### EXTRACTED INFORMATION
==============================
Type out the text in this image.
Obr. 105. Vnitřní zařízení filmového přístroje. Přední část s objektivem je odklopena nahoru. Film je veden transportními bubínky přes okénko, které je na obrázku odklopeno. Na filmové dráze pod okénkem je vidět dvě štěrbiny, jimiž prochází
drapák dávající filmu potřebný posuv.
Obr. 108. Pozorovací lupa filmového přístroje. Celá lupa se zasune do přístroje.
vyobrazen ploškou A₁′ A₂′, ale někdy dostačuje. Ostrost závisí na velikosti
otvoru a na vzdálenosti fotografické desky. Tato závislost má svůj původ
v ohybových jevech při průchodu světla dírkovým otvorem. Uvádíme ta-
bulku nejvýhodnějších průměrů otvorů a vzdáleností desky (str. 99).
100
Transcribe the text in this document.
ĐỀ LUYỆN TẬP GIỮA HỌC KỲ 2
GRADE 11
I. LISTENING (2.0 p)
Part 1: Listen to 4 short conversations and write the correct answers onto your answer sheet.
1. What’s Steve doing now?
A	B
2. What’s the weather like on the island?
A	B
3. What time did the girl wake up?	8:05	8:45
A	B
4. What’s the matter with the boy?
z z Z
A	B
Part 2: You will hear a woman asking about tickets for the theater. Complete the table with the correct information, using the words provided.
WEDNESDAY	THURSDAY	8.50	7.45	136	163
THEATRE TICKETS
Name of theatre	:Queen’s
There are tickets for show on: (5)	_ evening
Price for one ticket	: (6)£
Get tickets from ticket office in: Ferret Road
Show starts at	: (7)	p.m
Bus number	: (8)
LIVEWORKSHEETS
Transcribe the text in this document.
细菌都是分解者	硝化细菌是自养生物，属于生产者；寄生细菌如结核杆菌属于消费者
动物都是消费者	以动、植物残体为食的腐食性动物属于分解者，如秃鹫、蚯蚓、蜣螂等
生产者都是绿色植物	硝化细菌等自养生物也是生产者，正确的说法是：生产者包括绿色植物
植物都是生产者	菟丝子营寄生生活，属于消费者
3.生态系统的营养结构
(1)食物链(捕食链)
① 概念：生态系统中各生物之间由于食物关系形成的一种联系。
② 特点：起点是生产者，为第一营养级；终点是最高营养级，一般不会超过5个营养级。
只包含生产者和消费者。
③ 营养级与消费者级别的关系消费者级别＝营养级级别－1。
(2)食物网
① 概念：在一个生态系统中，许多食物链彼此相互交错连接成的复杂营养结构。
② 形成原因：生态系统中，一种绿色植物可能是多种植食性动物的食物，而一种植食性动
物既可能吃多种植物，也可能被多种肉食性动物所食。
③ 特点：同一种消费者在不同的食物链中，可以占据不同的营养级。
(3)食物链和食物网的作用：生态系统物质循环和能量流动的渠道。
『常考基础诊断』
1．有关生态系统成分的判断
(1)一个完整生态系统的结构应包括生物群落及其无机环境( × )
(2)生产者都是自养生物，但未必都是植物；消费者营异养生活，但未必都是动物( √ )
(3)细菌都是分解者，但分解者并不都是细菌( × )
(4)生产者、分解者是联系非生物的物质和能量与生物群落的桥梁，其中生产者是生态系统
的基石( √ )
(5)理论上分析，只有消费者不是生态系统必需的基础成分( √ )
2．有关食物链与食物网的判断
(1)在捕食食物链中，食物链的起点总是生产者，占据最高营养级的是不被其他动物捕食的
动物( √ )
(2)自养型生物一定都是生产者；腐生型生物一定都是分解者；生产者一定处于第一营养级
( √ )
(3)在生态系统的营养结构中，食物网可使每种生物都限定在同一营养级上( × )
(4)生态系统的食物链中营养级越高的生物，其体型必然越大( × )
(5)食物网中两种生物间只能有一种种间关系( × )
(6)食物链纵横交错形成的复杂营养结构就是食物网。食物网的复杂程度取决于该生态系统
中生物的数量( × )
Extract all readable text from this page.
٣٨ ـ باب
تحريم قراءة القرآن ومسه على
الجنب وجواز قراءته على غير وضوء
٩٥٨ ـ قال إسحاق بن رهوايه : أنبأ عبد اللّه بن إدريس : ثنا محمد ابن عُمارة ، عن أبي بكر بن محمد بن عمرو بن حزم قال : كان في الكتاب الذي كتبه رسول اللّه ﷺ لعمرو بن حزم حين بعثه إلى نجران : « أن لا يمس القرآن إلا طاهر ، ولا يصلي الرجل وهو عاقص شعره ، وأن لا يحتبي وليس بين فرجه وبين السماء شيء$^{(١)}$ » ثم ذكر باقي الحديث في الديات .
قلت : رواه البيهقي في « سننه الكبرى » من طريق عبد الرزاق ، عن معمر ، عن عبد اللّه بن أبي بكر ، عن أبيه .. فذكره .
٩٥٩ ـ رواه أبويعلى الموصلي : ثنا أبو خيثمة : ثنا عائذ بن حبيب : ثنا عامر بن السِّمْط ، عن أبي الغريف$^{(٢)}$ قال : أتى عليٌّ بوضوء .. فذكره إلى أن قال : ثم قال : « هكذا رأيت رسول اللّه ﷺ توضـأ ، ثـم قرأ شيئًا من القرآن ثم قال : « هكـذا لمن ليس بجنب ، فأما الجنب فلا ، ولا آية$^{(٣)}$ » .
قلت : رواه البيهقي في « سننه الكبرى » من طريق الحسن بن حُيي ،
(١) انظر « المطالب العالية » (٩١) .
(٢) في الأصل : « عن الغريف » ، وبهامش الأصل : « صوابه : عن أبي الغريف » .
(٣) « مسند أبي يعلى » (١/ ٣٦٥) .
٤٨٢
==============================
Repeat the material in full, exactly as it stands.

Type out the text in this image.
Obr. 105. Vnitřní zařízení filmového přístroje. Přední část s objektivem je odklopena nahoru. Film je veden transportními bubínky přes okénko, které je na obrázku odklopeno. Na filmové dráze pod okénkem je vidět dvě štěrbiny, jimiž prochází
drapák dávající filmu potřebný posuv.
Obr. 108. Pozorovací lupa filmového přístroje. Celá lupa se zasune do přístroje.
vyobrazen ploškou A₁′ A₂′, ale někdy dostačuje. Ostrost závisí na velikosti
otvoru a na vzdálenosti fotografické desky. Tato závislost má svůj původ
v ohybových jevech při průchodu světla dírkovým otvorem. Uvádíme ta-
bulku nejvýhodnějších průměrů otvorů a vzdáleností desky (str. 99).
100
Transcribe the text in this document.
ĐỀ LUYỆN TẬP GIỮA HỌC KỲ 2
GRADE 11
I. LISTENING (2.0 p)
Part 1: Listen to 4 short conversations and write the correct answers onto your answer sheet.
1. What’s Steve doing now?
A	B
2. What’s the weather like on the island?
A	B
3. What time did the girl wake up?	8:05	8:45
A	B
4. What’s the matter with the boy?
z z Z
A	B
Part 2: You will hear a woman asking about tickets for the theater. Complete the table with the correct information, using the words provided.
WEDNESDAY	THURSDAY	8.50	7.45	136	163
THEATRE TICKETS
Name of theatre	:Queen’s
There are tickets for show on: (5)	_ evening
Price for one ticket	: (6)£
Get tickets from ticket office in: Ferret Road
Show starts at	: (7)	p.m
Bus number	: (8)
LIVEWORKSHEETS
Transcribe the text in this document.
细菌都是分解者	硝化细菌是自养生物，属于生产者；寄生细菌如结核杆菌属于消费者
动物都是消费者	以动、植物残体为食的腐食性动物属于分解者，如秃鹫、蚯蚓、蜣螂等
生产者都是绿色植物	硝化细菌等自养生物也是生产者，正确的说法是：生产者包括绿色植物
植物都是生产者	菟丝子营寄生生活，属于消费者
3.生态系统的营养结构
(1)食物链(捕食链)
① 概念：生态系统中各生物之间由于食物关系形成的一种联系。
② 特点：起点是生产者，为第一营养级；终点是最高营养级，一般不会超过5个营养级。
只包含生产者和消费者。
③ 营养级与消费者级别的关系消费者级别＝营养级级别－1。
(2)食物网
① 概念：在一个生态系统中，许多食物链彼此相互交错连接成的复杂营养结构。
② 形成原因：生态系统中，一种绿色植物可能是多种植食性动物的食物，而一种植食性动
物既可能吃多种植物，也可能被多种肉食性动物所食。
③ 特点：同一种消费者在不同的食物链中，可以占据不同的营养级。
(3)食物链和食物网的作用：生态系统物质循环和能量流动的渠道。
『常考基础诊断』
1．有关生态系统成分的判断
(1)一个完整生态系统的结构应包括生物群落及其无机环境( × )
(2)生产者都是自养生物，但未必都是植物；消费者营异养生活，但未必都是动物( √ )
(3)细菌都是分解者，但分解者并不都是细菌( × )
(4)生产者、分解者是联系非生物的物质和能量与生物群落的桥梁，其中生产者是生态系统
的基石( √ )
(5)理论上分析，只有消费者不是生态系统必需的基础成分( √ )
2．有关食物链与食物网的判断
(1)在捕食食物链中，食物链的起点总是生产者，占据最高营养级的是不被其他动物捕食的
动物( √ )
(2)自养型生物一定都是生产者；腐生型生物一定都是分解者；生产者一定处于第一营养级
( √ )
(3)在生态系统的营养结构中，食物网可使每种生物都限定在同一营养级上( × )
(4)生态系统的食物链中营养级越高的生物，其体型必然越大( × )
(5)食物网中两种生物间只能有一种种间关系( × )
(6)食物链纵横交错形成的复杂营养结构就是食物网。食物网的复杂程度取决于该生态系统
中生物的数量( × )
Extract all readable text from this page.
٣٨ ـ باب
تحريم قراءة القرآن ومسه على
الجنب وجواز قراءته على غير وضوء
٩٥٨ ـ قال إسحاق بن رهوايه : أنبأ عبد اللّه بن إدريس : ثنا محمد ابن عُمارة ، عن أبي بكر بن محمد بن عمرو بن حزم قال : كان في الكتاب الذي كتبه رسول اللّه ﷺ لعمرو بن حزم حين بعثه إلى نجران : « أن لا يمس القرآن إلا طاهر ، ولا يصلي الرجل وهو عاقص شعره ، وأن لا يحتبي وليس بين فرجه وبين السماء شيء$^{(١)}$ » ثم ذكر باقي الحديث في الديات .
قلت : رواه البيهقي في « سننه الكبرى » من طريق عبد الرزاق ، عن معمر ، عن عبد اللّه بن أبي بكر ، عن أبيه .. فذكره .
٩٥٩ ـ رواه أبويعلى الموصلي : ثنا أبو خيثمة : ثنا عائذ بن حبيب : ثنا عامر بن السِّمْط ، عن أبي الغريف$^{(٢)}$ قال : أتى عليٌّ بوضوء .. فذكره إلى أن قال : ثم قال : « هكذا رأيت رسول اللّه ﷺ توضـأ ، ثـم قرأ شيئًا من القرآن ثم قال : « هكـذا لمن ليس بجنب ، فأما الجنب فلا ، ولا آية$^{(٣)}$ » .
قلت : رواه البيهقي في « سننه الكبرى » من طريق الحسن بن حُيي ،
(١) انظر « المطالب العالية » (٩١) .
(٢) في الأصل : « عن الغريف » ، وبهامش الأصل : « صوابه : عن أبي الغريف » .
(٣) « مسند أبي يعلى » (١/ ٣٦٥) .
٤٨٢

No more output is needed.